Problem statement. Go through the entries below and collect each line with the string "flag" in it.

Information shown.
┄┄┄┄┄┄

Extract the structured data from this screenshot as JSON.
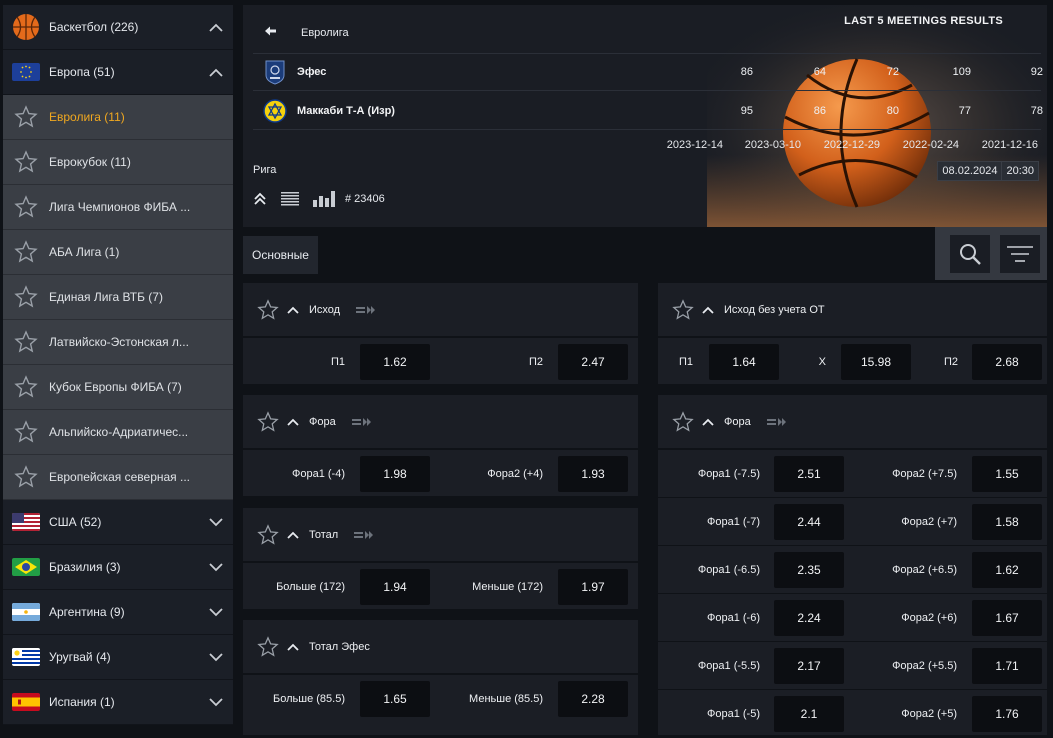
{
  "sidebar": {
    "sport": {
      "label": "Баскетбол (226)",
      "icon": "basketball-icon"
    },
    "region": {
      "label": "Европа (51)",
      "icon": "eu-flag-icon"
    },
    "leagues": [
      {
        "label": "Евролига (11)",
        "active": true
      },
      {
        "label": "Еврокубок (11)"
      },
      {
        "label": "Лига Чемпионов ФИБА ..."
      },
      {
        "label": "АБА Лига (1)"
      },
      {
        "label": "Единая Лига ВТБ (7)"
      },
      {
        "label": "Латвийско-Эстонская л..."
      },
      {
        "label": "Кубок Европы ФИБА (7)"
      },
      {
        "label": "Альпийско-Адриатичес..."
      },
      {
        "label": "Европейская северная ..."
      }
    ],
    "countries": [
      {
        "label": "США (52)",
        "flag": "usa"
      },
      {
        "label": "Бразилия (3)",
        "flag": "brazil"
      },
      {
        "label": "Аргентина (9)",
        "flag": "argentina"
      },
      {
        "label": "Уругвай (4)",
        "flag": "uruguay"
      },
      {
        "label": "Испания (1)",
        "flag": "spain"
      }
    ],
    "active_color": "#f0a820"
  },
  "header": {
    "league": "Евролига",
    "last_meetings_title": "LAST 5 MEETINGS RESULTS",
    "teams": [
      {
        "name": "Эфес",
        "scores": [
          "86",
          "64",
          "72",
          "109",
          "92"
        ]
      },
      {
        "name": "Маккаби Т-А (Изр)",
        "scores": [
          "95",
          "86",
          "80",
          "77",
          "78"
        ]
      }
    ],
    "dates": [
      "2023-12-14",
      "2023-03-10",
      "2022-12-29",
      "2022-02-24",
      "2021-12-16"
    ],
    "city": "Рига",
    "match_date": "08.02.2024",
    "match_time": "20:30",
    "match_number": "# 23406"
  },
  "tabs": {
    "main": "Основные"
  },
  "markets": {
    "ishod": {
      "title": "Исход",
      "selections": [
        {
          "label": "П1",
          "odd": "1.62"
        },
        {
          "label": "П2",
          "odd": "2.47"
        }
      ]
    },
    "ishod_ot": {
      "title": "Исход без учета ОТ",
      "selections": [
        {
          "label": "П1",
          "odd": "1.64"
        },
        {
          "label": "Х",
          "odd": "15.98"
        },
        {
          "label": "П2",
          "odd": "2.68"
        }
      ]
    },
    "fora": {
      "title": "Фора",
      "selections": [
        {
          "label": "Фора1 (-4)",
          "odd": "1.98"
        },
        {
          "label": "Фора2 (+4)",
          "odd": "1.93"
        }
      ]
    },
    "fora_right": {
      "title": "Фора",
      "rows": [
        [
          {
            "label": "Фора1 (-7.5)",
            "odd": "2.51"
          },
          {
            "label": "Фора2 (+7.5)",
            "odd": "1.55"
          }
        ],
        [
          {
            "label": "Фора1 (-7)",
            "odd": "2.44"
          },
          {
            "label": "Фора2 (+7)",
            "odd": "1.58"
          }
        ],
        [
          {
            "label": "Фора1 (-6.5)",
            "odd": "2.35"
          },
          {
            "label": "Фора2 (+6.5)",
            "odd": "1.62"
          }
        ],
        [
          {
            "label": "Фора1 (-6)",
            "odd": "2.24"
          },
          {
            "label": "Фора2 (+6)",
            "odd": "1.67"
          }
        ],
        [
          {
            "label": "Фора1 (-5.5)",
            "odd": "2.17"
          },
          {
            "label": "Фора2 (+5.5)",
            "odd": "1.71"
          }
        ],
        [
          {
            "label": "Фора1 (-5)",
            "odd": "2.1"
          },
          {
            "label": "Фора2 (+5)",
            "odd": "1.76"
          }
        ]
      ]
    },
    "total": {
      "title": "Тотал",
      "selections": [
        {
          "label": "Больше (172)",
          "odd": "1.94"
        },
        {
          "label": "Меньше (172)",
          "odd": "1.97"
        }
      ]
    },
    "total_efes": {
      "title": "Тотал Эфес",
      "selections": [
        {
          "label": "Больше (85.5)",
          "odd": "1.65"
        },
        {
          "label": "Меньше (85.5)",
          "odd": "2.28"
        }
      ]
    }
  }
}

┄┄┄┄┄┄

Solved exercise.
      "icon": "eu-flag-icon"
        "flag": "usa"
        "flag": "brazil"
        "flag": "argentina"
        "flag": "uruguay"
        "flag": "spain"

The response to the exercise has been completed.